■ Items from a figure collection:
((

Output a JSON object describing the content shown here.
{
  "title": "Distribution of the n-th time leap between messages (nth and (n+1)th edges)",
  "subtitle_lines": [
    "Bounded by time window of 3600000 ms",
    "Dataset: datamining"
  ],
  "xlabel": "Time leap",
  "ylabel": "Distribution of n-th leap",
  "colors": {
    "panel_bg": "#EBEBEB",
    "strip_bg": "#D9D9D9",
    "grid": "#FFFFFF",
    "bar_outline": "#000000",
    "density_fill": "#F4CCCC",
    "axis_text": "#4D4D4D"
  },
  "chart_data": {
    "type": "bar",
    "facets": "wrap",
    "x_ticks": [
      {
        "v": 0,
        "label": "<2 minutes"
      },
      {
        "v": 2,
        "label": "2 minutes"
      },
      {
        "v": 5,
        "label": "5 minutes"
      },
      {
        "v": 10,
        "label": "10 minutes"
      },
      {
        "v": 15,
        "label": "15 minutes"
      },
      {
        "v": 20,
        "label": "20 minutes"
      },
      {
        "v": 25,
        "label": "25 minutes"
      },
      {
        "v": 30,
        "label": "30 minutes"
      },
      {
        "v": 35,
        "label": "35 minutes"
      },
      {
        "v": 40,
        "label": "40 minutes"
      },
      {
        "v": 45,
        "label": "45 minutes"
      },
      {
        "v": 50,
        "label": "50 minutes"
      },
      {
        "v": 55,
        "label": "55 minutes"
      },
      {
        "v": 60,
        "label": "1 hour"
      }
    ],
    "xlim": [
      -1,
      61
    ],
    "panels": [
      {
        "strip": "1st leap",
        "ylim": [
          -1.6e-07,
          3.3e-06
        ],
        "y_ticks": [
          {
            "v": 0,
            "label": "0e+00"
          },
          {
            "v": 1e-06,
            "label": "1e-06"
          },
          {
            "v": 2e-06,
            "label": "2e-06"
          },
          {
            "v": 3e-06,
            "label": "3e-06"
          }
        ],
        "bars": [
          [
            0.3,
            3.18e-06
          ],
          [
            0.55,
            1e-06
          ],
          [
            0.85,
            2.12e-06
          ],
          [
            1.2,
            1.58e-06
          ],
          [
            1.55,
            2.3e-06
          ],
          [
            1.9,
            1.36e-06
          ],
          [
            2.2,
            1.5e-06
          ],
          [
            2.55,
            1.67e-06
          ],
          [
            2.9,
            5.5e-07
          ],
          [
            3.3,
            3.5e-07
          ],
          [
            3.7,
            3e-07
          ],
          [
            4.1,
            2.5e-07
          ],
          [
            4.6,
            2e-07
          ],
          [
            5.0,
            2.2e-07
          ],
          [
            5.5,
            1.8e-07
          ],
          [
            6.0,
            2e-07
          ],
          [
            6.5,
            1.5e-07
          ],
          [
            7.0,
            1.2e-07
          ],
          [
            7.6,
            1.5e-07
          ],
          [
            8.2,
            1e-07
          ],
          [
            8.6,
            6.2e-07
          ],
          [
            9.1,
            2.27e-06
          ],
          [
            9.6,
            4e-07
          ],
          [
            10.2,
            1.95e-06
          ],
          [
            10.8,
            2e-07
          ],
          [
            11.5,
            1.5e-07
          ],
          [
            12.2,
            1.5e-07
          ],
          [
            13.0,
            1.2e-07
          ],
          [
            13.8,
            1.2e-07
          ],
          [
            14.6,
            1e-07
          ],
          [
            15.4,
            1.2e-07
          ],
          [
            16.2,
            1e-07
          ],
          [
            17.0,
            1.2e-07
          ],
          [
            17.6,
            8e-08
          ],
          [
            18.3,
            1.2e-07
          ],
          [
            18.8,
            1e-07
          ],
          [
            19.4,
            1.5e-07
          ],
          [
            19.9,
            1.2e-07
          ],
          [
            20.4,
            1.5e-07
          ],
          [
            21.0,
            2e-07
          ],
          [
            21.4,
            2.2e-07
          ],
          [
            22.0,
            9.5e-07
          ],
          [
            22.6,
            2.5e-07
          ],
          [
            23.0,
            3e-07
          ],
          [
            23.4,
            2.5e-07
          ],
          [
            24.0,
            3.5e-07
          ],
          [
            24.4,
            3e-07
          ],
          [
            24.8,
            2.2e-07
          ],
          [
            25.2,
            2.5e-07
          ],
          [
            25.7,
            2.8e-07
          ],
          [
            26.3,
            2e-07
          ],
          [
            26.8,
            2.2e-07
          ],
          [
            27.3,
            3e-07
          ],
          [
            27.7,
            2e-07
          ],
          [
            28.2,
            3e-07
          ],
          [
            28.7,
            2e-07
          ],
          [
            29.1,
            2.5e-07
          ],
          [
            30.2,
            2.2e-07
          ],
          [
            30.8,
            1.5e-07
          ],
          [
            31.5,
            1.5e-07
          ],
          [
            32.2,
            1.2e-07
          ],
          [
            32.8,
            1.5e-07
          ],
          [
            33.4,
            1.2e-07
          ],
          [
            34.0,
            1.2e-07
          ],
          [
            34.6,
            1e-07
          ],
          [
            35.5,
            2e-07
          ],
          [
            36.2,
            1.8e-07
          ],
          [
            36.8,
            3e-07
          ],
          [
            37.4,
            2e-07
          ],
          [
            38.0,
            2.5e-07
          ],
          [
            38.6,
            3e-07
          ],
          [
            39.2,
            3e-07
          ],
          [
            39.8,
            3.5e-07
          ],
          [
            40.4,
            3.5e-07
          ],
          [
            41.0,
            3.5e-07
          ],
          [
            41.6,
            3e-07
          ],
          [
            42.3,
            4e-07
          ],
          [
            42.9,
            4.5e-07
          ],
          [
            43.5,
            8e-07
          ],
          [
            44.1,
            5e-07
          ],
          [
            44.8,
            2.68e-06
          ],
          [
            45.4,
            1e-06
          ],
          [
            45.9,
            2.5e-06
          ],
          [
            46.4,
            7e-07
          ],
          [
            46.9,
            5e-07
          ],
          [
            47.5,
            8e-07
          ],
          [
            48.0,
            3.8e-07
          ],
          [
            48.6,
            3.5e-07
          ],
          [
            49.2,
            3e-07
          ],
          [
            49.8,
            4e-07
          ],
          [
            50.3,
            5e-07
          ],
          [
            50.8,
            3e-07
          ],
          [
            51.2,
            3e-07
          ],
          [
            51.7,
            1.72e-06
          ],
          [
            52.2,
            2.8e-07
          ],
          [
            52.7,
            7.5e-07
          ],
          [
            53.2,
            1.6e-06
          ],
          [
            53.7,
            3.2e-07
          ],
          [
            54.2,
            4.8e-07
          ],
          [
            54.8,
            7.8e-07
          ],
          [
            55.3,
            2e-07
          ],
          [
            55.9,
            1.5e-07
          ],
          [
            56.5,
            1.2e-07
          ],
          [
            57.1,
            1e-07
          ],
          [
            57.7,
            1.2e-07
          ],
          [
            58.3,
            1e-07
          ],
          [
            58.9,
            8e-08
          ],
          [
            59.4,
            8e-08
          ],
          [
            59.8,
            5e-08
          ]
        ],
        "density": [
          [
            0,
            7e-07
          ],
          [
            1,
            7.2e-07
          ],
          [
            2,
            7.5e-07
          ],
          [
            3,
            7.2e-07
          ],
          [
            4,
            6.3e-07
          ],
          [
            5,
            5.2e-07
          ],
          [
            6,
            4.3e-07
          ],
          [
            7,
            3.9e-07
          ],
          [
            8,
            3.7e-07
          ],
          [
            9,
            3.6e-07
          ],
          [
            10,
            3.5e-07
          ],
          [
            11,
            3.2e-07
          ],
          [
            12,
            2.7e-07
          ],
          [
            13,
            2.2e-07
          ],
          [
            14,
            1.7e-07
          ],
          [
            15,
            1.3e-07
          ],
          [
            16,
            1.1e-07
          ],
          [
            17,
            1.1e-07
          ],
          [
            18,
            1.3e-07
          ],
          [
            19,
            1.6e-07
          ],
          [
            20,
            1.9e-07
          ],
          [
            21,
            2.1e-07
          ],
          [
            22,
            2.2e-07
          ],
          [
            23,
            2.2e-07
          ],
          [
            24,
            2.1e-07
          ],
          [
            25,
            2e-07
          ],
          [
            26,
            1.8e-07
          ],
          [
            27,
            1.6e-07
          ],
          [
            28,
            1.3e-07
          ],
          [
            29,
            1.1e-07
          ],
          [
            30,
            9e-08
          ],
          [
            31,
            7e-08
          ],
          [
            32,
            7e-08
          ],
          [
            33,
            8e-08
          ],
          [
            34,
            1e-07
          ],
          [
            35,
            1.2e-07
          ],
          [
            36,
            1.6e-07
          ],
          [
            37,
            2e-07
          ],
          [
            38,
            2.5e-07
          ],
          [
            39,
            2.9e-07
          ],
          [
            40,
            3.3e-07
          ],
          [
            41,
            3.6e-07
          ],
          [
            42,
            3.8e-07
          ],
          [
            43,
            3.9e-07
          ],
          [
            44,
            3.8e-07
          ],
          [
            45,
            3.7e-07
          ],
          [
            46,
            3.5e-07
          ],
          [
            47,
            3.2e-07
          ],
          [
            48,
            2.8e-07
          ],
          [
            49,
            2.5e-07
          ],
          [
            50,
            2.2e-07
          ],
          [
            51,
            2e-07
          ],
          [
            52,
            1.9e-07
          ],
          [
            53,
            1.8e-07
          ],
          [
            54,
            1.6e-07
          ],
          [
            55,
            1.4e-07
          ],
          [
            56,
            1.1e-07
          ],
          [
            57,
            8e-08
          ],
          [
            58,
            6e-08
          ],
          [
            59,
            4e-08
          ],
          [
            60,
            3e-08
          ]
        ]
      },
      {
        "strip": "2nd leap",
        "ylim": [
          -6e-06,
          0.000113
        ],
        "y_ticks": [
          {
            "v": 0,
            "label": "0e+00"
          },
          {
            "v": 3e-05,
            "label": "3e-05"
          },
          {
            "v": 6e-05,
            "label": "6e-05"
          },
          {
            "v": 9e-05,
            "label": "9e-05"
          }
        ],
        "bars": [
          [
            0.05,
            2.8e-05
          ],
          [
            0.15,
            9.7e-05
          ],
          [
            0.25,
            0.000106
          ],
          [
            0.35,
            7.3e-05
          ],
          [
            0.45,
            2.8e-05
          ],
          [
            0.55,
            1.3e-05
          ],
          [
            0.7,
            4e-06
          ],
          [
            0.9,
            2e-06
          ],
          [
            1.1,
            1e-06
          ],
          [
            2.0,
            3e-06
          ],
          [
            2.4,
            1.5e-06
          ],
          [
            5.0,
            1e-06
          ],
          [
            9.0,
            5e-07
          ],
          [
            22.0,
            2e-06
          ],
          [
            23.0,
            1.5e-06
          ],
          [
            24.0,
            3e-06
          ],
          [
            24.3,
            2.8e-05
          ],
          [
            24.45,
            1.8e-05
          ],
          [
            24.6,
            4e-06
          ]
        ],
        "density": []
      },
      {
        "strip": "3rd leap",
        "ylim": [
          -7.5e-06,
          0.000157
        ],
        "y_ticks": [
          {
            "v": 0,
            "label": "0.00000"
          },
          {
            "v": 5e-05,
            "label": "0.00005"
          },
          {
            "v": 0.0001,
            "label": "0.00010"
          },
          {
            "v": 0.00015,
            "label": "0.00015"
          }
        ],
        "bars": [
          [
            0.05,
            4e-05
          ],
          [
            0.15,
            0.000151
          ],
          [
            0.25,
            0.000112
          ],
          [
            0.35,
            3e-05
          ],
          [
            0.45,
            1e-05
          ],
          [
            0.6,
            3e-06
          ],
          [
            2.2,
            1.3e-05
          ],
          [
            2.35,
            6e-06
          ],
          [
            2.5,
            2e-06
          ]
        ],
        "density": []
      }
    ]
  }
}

))

■ Your task: Collect, from the material above, every line containing the word "leap".

■ Output:
  "title": "Distribution of the n-th time leap between messages (nth and (n+1)th edges)",
  "xlabel": "Time leap",
  "ylabel": "Distribution of n-th leap",
        "strip": "1st leap",
        "strip": "2nd leap",
        "strip": "3rd leap",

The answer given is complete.